• **The problem**
Omit all pictures. Copy the rest of the material exactly.

[Begin Provided records]

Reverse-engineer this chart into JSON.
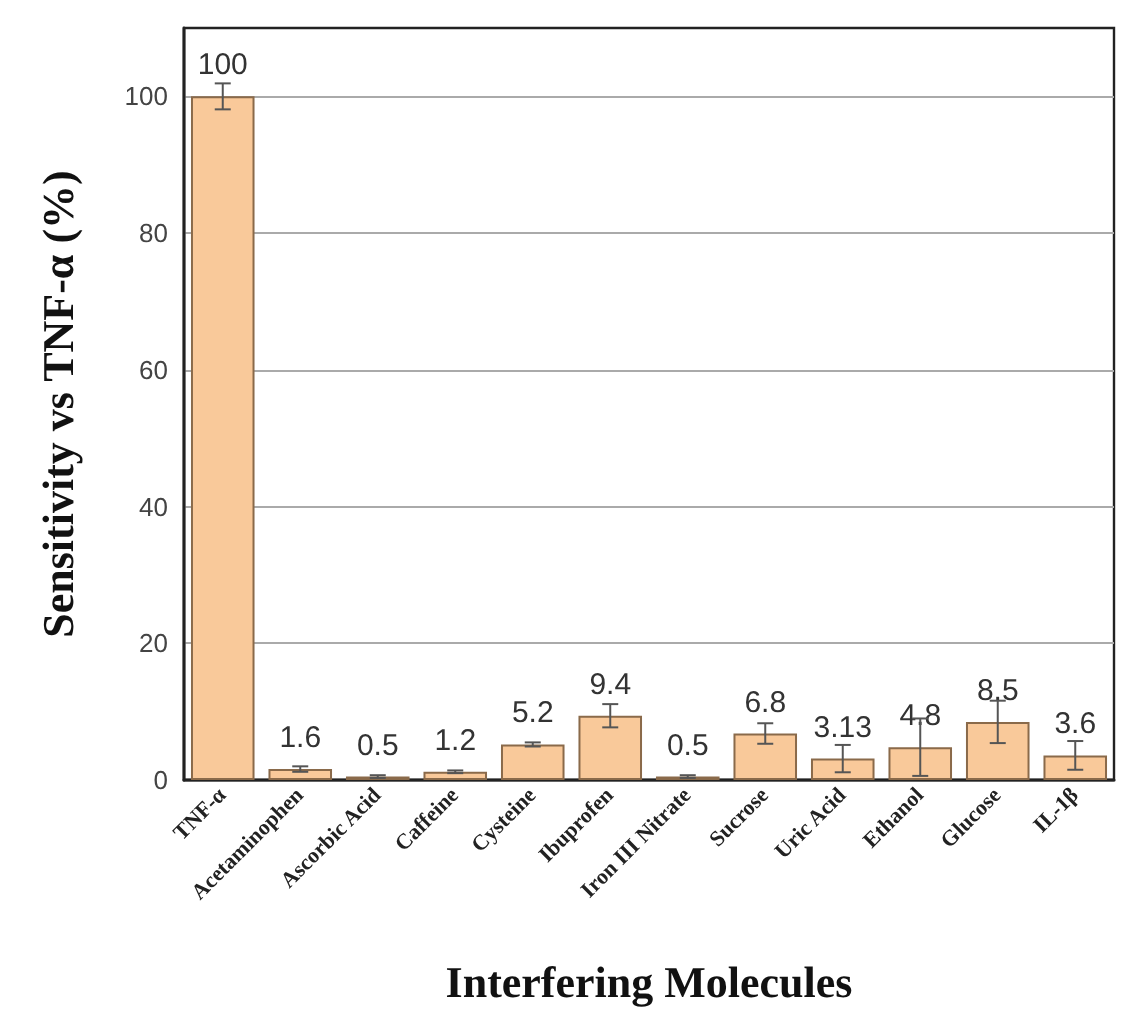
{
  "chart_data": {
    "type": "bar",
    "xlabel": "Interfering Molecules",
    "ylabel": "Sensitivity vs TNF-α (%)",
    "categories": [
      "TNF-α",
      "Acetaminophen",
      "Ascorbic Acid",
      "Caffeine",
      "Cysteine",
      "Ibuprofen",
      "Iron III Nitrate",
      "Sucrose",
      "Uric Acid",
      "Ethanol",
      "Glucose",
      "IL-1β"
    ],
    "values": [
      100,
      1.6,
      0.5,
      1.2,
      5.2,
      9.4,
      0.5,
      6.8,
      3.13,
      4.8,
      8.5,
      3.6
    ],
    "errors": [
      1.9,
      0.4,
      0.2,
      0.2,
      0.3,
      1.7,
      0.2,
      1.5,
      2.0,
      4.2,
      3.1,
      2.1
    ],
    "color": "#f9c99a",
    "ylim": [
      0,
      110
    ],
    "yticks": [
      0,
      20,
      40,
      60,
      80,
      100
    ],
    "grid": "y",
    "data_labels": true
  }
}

[End Provided records]

• **The solution**
Reverse-engineer this chart into JSON.
{
  "chart_data": {
    "type": "bar",
    "xlabel": "Interfering Molecules",
    "ylabel": "Sensitivity vs TNF-α (%)",
    "categories": [
      "TNF-α",
      "Acetaminophen",
      "Ascorbic Acid",
      "Caffeine",
      "Cysteine",
      "Ibuprofen",
      "Iron III Nitrate",
      "Sucrose",
      "Uric Acid",
      "Ethanol",
      "Glucose",
      "IL-1β"
    ],
    "values": [
      100,
      1.6,
      0.5,
      1.2,
      5.2,
      9.4,
      0.5,
      6.8,
      3.13,
      4.8,
      8.5,
      3.6
    ],
    "errors": [
      1.9,
      0.4,
      0.2,
      0.2,
      0.3,
      1.7,
      0.2,
      1.5,
      2.0,
      4.2,
      3.1,
      2.1
    ],
    "color": "#f9c99a",
    "ylim": [
      0,
      110
    ],
    "yticks": [
      0,
      20,
      40,
      60,
      80,
      100
    ],
    "grid": "y",
    "data_labels": true
  }
}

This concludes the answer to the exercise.